BRIEF.
Carry on the interview about travel guidebook publishing from the point where it stops.

DOCUMENT EXTRACT.
┌──

Bill: For us it’s different in two ways.
Rick Steves of course is all Europe and only Europe and so that doesn’t pose the same licensing opportunity. Moreover, most of his recommendations are not chain-based.
The nature of Rick’s coverage as you know is very, very particular; very keen towards sites. His guides are on a cultural mission and so when it comes to certain kinds of amenities or restaurant coverage but that isn’t their strength. They are not as even and balanced but as regards to the other series, they don’t have to be.
In the case of Moon, it is among the major guidebook series but not at the head of them. Therefore, Moon has never been able to really compete with guides to Las Vegas or Disney World or either New York City and San Francisco or European destinations.
Therefore, Moon has not had that same licensing opportunities that you speak of. So we haven’t had to give up as much, as those other series might have.
Skift: At the same time, looking at book sales over the last six years of so, where everybody else’s graph is on a reverse hockey stick, you guys are slow and steady. And I read a quote from Rick Steves the other day saying he is selling more books than ever right now. How are you continuing to sell the same number of books as you sold before and not losing out like the other book publishers are?
Bill: I’m sure we’ll talk about this more, later on. We have been very, very focused on the business in hand. The part of that is, because we had to. In the more than 20 years that I’ve been running Avalon and its predecessor companies, we have always had to be profitable.
We have never had a corporate parent who was willing to invest separately for its own sake.
The interesting thing about the sales figures, of course, is that it doesn’t include e-book sales which means that we are in fact growing.
Skift: Let’s go ahead and address e-books sales, because you said, if we thought about e-book sales, that’s growing. How has the introduction of an adoption of e-book sales affected either one?
Bill: Our customer is the travel guide book customer. And different guidebook customers would like to have their books in print or in e-book the same as readers of fiction or non-fiction.
What we aim to do in general is every time we define a piece of information that we’re going to maintain in a guidebook, if you will. Then we want to offer it to a customer in print and in E. We try to be as clear as possible about with what is being covered and when it was relived, and what they can expect.

└──

DATA SECTION.
┌──

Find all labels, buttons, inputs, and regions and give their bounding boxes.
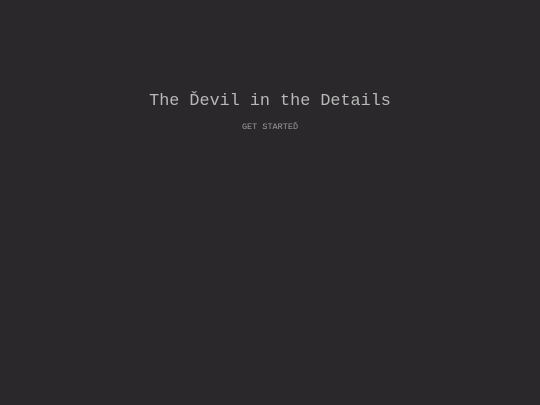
button: get started: GET STARTEĎ — [242, 122, 298, 132]
title: The Ďevil in the Details — [149, 92, 391, 111]
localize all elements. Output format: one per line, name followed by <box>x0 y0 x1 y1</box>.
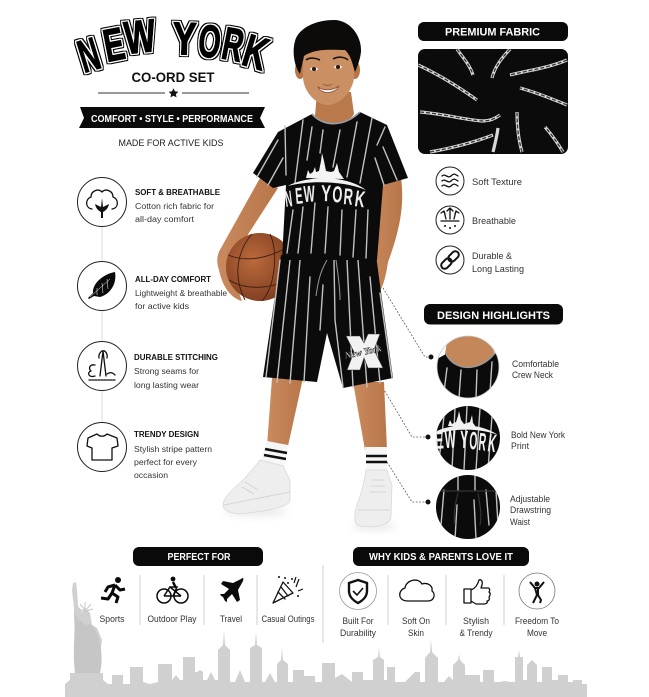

└──

EXPECTED OUTPUT.
There are times when we can’t do that. For example with Rick Steves we have about 80, I guess, walks and tours to individual museums. If we printed it, they’d be only 20 to 30 pages long. We sell them for about ninety nine cents. They don’t really make sense to the print products. We don’t do that.
But we have many, many — a couple of hundred Moon’s spotlight’s and Rick Steves snapshots — that we pull out and print. And we sell them to print stand alone and we sell them to e-book stand alone. And as long as something gets up to about 60 pages and they can take in spine then we will publish it in both formats.
Recently we actually decided to go back and issue a new edition more regularly. That has partly to do with the evolution of the online market place, because for a while there were some real problems where reissuing new ISBN on Amazon or other online retailers. We found that the people were having trouble finding the new edition, and the old edition was actually selling more than the new edition for a while and we didn’t want that.
Over the last couple of years, the online e-book marketplace has matured. The channel is now more able to handle revisions and new editions. We’re now going to go back to issuing new editions when we do a substantial update.
Skift: What to you is the essential Moon book? Whether a specific destination or type of destination that you think really defines the product and sets it apart from other competitors?
Bill: Well, I’ll lessen that a little bit by looking at different regions. Mexico and Central and South America are areas that are very important to us. And we have a book there, Machu Picchu. We first had a book to Peru then we pulled out the chapter on Cusco of Machu Picchu. We actually had a lot of discussion internally about whether we should lead the Peru book with Lima or with Cusco, and so leading with Cusco with itself a choice that we made.
When we pulled out that chapter it immediately became a best-selling chapter spotlight. We then pulled it up to a full-size handbook and it’s done very, very well. This fall we’re releasing it with a new title Simply Machu Picchu. We’ve again moved the focus on from Lima to Cusco to simply Machu Picchu, and we’re doing it in full color, which is not necessarily a harbinger of all Moon guides to come.
We have many, many guides in the U.S. But increasingly we find ourselves doing full guides to, for example, Glacier National Park, which many think is too small for them but it works very well for us. Michigan’s Upper Peninsula, Wisconsin’s Door County, but these actually are quite strong destinations for us.
You know from having worked at Frommer’s what maintaining the sort of level of ongoing excellence the travel guides represent now. But it’s really a challenge and there used to be many, many more players in the field who would stand up but books that didn’t have that full load in investments that’s required to compete.
Skift: You mentioned your authors a bit and how you’re not building a database. You’re not writing to build a database for the authors. Can you talk a bit about your relationship with the authors?
Bill: Not all authors will feel that way because there are times when we need to be very stringent about making sure that our standards are met. There are times when we will part ways with an author. Under the circumstances they too may be upset with us.
As long as an author is under contract to us and revising work with us regularly then we are in regular touch with them of course while their book is being produced at which point they have an assigned editor and they’re working with people in cartography and production. Certainly, given the fact that we all are working with individual author copyrights at Moon, the authors are the life blood of our destination coverage. But we don’t have an editorial apparatus that could replace them. We are dependent on them, and we know that.
Skift: I know you guys have done well in selling e-books, and electronic products. On the other hand, your website isn’t rich with information. What’s the decision behind that?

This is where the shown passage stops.